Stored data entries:

** start **

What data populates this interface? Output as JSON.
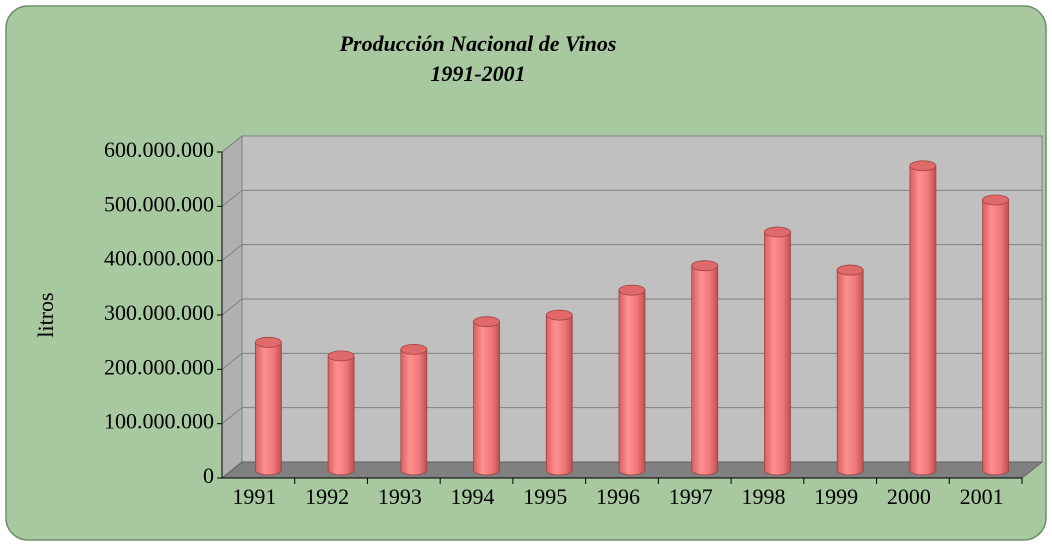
{
  "chart_data": {
    "type": "bar3d-cylinder",
    "title": "Producción Nacional de Vinos",
    "subtitle": "1991-2001",
    "y_label": "litros",
    "categories": [
      "1991",
      "1992",
      "1993",
      "1994",
      "1995",
      "1996",
      "1997",
      "1998",
      "1999",
      "2000",
      "2001"
    ],
    "values": [
      235000000,
      210000000,
      222000000,
      273000000,
      285000000,
      331000000,
      376000000,
      438000000,
      368000000,
      560000000,
      497000000
    ],
    "color": "#f08080",
    "ylim": [
      0,
      600000000
    ],
    "yticks": [
      0,
      {
        "value": 100000000,
        "label": "100.000.000"
      },
      {
        "value": 200000000,
        "label": "200.000.000"
      },
      {
        "value": 300000000,
        "label": "300.000.000"
      },
      {
        "value": 400000000,
        "label": "400.000.000"
      },
      {
        "value": 500000000,
        "label": "500.000.000"
      },
      {
        "value": 600000000,
        "label": "600.000.000"
      }
    ],
    "grid": true
  }
}
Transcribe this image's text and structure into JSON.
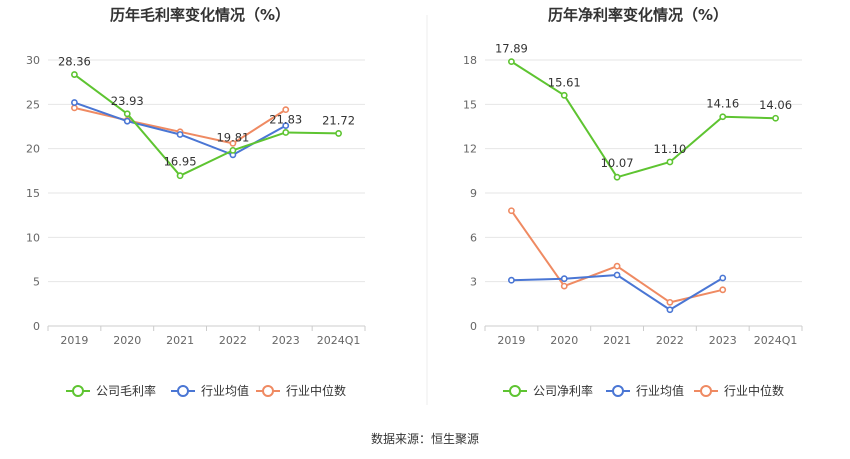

** end **

### Do this
Reproduce the listing word for word and omit its pictures.

### Output of the exercise
What data populates this interface? Output as JSON.
{
  "chart_data": {
    "type": "bar3d-cylinder",
    "title": "Producción Nacional de Vinos",
    "subtitle": "1991-2001",
    "y_label": "litros",
    "categories": [
      "1991",
      "1992",
      "1993",
      "1994",
      "1995",
      "1996",
      "1997",
      "1998",
      "1999",
      "2000",
      "2001"
    ],
    "values": [
      235000000,
      210000000,
      222000000,
      273000000,
      285000000,
      331000000,
      376000000,
      438000000,
      368000000,
      560000000,
      497000000
    ],
    "color": "#f08080",
    "ylim": [
      0,
      600000000
    ],
    "yticks": [
      0,
      {
        "value": 100000000,
        "label": "100.000.000"
      },
      {
        "value": 200000000,
        "label": "200.000.000"
      },
      {
        "value": 300000000,
        "label": "300.000.000"
      },
      {
        "value": 400000000,
        "label": "400.000.000"
      },
      {
        "value": 500000000,
        "label": "500.000.000"
      },
      {
        "value": 600000000,
        "label": "600.000.000"
      }
    ],
    "grid": true
  }
}
Transcribe this image's text and structure into JSON.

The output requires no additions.